Output all the material that follows, exactly as given.

-- START OF EXERCISE MATERIALS --

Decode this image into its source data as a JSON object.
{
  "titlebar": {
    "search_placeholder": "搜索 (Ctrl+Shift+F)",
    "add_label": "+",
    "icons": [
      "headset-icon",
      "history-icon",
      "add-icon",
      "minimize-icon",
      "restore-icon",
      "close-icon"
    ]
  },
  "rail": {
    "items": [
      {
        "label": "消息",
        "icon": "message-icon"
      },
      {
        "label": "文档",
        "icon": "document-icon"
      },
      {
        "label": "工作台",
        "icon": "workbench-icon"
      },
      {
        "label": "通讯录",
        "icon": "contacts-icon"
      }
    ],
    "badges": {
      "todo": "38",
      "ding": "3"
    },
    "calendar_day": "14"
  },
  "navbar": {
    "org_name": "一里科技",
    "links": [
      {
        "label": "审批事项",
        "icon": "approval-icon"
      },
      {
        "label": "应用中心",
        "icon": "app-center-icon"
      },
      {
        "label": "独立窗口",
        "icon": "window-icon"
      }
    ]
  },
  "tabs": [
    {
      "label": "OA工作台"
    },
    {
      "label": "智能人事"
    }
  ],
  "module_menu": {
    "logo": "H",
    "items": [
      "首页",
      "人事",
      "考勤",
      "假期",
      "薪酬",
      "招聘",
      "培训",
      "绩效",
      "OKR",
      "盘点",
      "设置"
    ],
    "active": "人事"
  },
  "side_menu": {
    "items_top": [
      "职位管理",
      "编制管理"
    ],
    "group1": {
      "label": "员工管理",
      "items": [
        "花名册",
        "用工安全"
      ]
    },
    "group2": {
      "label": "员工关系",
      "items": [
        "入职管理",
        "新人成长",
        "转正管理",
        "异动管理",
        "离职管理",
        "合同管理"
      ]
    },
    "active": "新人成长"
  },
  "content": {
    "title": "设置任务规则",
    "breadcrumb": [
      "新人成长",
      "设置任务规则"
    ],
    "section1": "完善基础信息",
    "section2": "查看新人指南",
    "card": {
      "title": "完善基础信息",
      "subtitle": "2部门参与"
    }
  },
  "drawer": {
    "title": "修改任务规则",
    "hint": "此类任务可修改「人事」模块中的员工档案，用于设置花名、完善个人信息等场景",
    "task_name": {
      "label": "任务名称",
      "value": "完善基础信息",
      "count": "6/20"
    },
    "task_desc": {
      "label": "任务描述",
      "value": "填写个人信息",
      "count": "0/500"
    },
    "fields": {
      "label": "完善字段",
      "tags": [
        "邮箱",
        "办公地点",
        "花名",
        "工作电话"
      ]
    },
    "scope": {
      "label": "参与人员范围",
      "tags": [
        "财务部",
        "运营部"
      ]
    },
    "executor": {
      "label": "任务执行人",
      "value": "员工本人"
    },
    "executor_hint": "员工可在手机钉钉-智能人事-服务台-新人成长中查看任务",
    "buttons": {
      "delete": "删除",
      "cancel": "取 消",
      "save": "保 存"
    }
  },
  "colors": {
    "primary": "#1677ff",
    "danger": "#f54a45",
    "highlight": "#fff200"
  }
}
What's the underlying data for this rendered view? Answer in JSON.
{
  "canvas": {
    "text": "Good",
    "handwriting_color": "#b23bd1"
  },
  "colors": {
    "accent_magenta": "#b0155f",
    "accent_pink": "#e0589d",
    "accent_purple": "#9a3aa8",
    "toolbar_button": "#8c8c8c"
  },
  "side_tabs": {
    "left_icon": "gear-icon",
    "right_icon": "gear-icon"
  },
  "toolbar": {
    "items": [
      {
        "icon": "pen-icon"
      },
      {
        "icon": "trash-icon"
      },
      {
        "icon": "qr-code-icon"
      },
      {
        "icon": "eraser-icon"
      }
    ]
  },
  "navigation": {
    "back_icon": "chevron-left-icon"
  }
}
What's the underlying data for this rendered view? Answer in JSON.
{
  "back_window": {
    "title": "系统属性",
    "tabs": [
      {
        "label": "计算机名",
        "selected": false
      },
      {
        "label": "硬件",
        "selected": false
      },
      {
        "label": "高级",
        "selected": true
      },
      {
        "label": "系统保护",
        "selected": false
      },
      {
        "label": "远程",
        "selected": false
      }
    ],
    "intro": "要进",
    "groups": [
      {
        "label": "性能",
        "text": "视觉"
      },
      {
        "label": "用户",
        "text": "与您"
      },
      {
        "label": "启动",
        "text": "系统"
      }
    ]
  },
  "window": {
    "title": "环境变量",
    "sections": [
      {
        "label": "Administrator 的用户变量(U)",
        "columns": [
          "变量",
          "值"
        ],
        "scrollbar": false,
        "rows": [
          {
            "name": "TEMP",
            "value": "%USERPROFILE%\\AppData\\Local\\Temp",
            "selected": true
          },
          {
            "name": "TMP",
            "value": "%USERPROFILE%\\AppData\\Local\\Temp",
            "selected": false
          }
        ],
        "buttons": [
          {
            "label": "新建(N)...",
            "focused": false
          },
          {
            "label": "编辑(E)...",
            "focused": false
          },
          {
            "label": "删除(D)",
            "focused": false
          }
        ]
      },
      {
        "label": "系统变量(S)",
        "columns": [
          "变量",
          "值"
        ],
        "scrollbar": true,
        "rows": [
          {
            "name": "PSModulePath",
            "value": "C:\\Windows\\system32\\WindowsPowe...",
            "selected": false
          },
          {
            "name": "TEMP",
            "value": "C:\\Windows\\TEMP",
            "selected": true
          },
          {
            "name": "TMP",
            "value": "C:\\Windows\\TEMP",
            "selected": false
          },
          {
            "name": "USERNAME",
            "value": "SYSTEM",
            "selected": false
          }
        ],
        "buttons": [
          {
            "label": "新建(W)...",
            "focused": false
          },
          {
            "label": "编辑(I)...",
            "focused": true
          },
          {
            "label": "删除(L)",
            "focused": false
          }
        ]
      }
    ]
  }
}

-- END OF EXERCISE MATERIALS --

» **EXERCISE OUTPUT**:
Decode this image into its source data as a JSON object.
{
  "titlebar": {
    "search_placeholder": "搜索 (Ctrl+Shift+F)",
    "add_label": "+",
    "icons": [
      "headset-icon",
      "history-icon",
      "add-icon",
      "minimize-icon",
      "restore-icon",
      "close-icon"
    ]
  },
  "rail": {
    "items": [
      {
        "label": "消息",
        "icon": "message-icon"
      },
      {
        "label": "文档",
        "icon": "document-icon"
      },
      {
        "label": "工作台",
        "icon": "workbench-icon"
      },
      {
        "label": "通讯录",
        "icon": "contacts-icon"
      }
    ],
    "badges": {
      "todo": "38",
      "ding": "3"
    },
    "calendar_day": "14"
  },
  "navbar": {
    "org_name": "一里科技",
    "links": [
      {
        "label": "审批事项",
        "icon": "approval-icon"
      },
      {
        "label": "应用中心",
        "icon": "app-center-icon"
      },
      {
        "label": "独立窗口",
        "icon": "window-icon"
      }
    ]
  },
  "tabs": [
    {
      "label": "OA工作台"
    },
    {
      "label": "智能人事"
    }
  ],
  "module_menu": {
    "logo": "H",
    "items": [
      "首页",
      "人事",
      "考勤",
      "假期",
      "薪酬",
      "招聘",
      "培训",
      "绩效",
      "OKR",
      "盘点",
      "设置"
    ],
    "active": "人事"
  },
  "side_menu": {
    "items_top": [
      "职位管理",
      "编制管理"
    ],
    "group1": {
      "label": "员工管理",
      "items": [
        "花名册",
        "用工安全"
      ]
    },
    "group2": {
      "label": "员工关系",
      "items": [
        "入职管理",
        "新人成长",
        "转正管理",
        "异动管理",
        "离职管理",
        "合同管理"
      ]
    },
    "active": "新人成长"
  },
  "content": {
    "title": "设置任务规则",
    "breadcrumb": [
      "新人成长",
      "设置任务规则"
    ],
    "section1": "完善基础信息",
    "section2": "查看新人指南",
    "card": {
      "title": "完善基础信息",
      "subtitle": "2部门参与"
    }
  },
  "drawer": {
    "title": "修改任务规则",
    "hint": "此类任务可修改「人事」模块中的员工档案，用于设置花名、完善个人信息等场景",
    "task_name": {
      "label": "任务名称",
      "value": "完善基础信息",
      "count": "6/20"
    },
    "task_desc": {
      "label": "任务描述",
      "value": "填写个人信息",
      "count": "0/500"
    },
    "fields": {
      "label": "完善字段",
      "tags": [
        "邮箱",
        "办公地点",
        "花名",
        "工作电话"
      ]
    },
    "scope": {
      "label": "参与人员范围",
      "tags": [
        "财务部",
        "运营部"
      ]
    },
    "executor": {
      "label": "任务执行人",
      "value": "员工本人"
    },
    "executor_hint": "员工可在手机钉钉-智能人事-服务台-新人成长中查看任务",
    "buttons": {
      "delete": "删除",
      "cancel": "取 消",
      "save": "保 存"
    }
  },
  "colors": {
    "primary": "#1677ff",
    "danger": "#f54a45",
    "highlight": "#fff200"
  }
}
What's the underlying data for this rendered view? Answer in JSON.
{
  "canvas": {
    "text": "Good",
    "handwriting_color": "#b23bd1"
  },
  "colors": {
    "accent_magenta": "#b0155f",
    "accent_pink": "#e0589d",
    "accent_purple": "#9a3aa8",
    "toolbar_button": "#8c8c8c"
  },
  "side_tabs": {
    "left_icon": "gear-icon",
    "right_icon": "gear-icon"
  },
  "toolbar": {
    "items": [
      {
        "icon": "pen-icon"
      },
      {
        "icon": "trash-icon"
      },
      {
        "icon": "qr-code-icon"
      },
      {
        "icon": "eraser-icon"
      }
    ]
  },
  "navigation": {
    "back_icon": "chevron-left-icon"
  }
}
What's the underlying data for this rendered view? Answer in JSON.
{
  "back_window": {
    "title": "系统属性",
    "tabs": [
      {
        "label": "计算机名",
        "selected": false
      },
      {
        "label": "硬件",
        "selected": false
      },
      {
        "label": "高级",
        "selected": true
      },
      {
        "label": "系统保护",
        "selected": false
      },
      {
        "label": "远程",
        "selected": false
      }
    ],
    "intro": "要进",
    "groups": [
      {
        "label": "性能",
        "text": "视觉"
      },
      {
        "label": "用户",
        "text": "与您"
      },
      {
        "label": "启动",
        "text": "系统"
      }
    ]
  },
  "window": {
    "title": "环境变量",
    "sections": [
      {
        "label": "Administrator 的用户变量(U)",
        "columns": [
          "变量",
          "值"
        ],
        "scrollbar": false,
        "rows": [
          {
            "name": "TEMP",
            "value": "%USERPROFILE%\\AppData\\Local\\Temp",
            "selected": true
          },
          {
            "name": "TMP",
            "value": "%USERPROFILE%\\AppData\\Local\\Temp",
            "selected": false
          }
        ],
        "buttons": [
          {
            "label": "新建(N)...",
            "focused": false
          },
          {
            "label": "编辑(E)...",
            "focused": false
          },
          {
            "label": "删除(D)",
            "focused": false
          }
        ]
      },
      {
        "label": "系统变量(S)",
        "columns": [
          "变量",
          "值"
        ],
        "scrollbar": true,
        "rows": [
          {
            "name": "PSModulePath",
            "value": "C:\\Windows\\system32\\WindowsPowe...",
            "selected": false
          },
          {
            "name": "TEMP",
            "value": "C:\\Windows\\TEMP",
            "selected": true
          },
          {
            "name": "TMP",
            "value": "C:\\Windows\\TEMP",
            "selected": false
          },
          {
            "name": "USERNAME",
            "value": "SYSTEM",
            "selected": false
          }
        ],
        "buttons": [
          {
            "label": "新建(W)...",
            "focused": false
          },
          {
            "label": "编辑(I)...",
            "focused": true
          },
          {
            "label": "删除(L)",
            "focused": false
          }
        ]
      }
    ]
  }
}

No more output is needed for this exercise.